[GIVEN INSTRUCTION]
From the listing below, extract every line in which the word "Rhode" appears.
====
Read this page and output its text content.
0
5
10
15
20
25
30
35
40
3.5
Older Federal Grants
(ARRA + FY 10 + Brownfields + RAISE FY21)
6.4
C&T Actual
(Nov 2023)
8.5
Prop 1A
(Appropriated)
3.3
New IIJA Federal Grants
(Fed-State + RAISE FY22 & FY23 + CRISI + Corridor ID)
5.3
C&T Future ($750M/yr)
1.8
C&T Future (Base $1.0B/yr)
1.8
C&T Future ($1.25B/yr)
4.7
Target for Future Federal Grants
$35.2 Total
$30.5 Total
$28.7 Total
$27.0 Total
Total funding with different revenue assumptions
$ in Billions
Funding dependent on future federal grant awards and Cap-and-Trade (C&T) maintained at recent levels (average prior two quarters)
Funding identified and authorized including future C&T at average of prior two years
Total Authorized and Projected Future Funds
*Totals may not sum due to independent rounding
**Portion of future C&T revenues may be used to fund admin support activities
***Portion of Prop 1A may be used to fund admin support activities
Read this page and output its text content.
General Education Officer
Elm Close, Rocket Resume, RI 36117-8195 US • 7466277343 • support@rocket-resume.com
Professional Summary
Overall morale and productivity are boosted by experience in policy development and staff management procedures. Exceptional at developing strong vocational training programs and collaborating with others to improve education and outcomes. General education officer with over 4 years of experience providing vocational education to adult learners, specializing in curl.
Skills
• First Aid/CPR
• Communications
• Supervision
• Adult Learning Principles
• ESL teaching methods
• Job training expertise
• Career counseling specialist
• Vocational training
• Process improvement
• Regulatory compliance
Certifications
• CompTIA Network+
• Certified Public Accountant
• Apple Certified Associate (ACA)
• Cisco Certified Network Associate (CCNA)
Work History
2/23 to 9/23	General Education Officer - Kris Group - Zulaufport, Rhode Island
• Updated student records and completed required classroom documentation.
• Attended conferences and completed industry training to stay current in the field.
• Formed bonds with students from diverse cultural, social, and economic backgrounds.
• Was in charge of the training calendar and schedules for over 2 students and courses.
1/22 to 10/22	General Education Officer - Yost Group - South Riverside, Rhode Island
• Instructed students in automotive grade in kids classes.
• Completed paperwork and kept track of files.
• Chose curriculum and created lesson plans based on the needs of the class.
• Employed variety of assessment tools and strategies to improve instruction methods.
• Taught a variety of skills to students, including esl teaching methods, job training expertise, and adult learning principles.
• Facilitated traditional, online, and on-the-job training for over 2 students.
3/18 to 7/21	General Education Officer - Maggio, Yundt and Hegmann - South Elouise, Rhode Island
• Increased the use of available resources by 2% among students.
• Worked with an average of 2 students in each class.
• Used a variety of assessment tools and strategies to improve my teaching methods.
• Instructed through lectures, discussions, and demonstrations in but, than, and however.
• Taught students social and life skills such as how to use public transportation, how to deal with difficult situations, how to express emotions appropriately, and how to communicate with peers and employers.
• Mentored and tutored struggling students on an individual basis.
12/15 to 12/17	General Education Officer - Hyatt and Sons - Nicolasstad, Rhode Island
====
[ANSWER IN FULL]
2/23 to 9/23	General Education Officer - Kris Group - Zulaufport, Rhode Island
1/22 to 10/22	General Education Officer - Yost Group - South Riverside, Rhode Island
3/18 to 7/21	General Education Officer - Maggio, Yundt and Hegmann - South Elouise, Rhode Island
12/15 to 12/17	General Education Officer - Hyatt and Sons - Nicolasstad, Rhode Island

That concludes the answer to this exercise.